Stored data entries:
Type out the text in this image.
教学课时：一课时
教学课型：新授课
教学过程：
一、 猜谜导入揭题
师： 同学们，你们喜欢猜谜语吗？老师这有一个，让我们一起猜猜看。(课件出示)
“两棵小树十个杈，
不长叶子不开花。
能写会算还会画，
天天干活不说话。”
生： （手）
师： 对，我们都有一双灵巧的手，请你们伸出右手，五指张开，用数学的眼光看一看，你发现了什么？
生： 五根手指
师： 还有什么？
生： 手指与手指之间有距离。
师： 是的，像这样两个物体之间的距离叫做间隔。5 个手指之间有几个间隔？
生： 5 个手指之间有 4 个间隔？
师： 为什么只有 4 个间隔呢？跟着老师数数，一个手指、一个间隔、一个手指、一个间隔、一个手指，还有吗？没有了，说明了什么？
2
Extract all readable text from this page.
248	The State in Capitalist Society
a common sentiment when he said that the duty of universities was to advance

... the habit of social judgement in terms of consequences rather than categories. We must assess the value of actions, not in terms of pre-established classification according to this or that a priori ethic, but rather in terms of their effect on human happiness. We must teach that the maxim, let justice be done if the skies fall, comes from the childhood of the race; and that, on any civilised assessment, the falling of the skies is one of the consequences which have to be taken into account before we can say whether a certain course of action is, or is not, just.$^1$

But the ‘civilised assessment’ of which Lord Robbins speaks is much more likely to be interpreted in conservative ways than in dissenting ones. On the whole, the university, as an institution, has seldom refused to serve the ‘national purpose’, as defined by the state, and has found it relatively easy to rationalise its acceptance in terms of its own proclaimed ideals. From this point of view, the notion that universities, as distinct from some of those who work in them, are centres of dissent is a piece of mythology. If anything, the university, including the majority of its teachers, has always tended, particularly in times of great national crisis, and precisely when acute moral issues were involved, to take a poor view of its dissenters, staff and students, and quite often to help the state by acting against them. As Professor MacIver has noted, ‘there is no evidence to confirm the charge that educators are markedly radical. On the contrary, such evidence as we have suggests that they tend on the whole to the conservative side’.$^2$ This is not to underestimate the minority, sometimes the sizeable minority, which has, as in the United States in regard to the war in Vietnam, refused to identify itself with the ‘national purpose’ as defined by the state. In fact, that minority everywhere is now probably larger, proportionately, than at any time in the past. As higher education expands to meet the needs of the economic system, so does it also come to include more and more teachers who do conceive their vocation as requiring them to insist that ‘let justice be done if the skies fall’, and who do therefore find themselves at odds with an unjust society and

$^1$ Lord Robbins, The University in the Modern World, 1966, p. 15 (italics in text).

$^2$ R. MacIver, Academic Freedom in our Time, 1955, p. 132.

* Aim of the task
Return every line above in which the string "text" occurs.

* Answer in full
Type out the text in this image.
Extract all readable text from this page.
$^1$ Lord Robbins, The University in the Modern World, 1966, p. 15 (italics in text).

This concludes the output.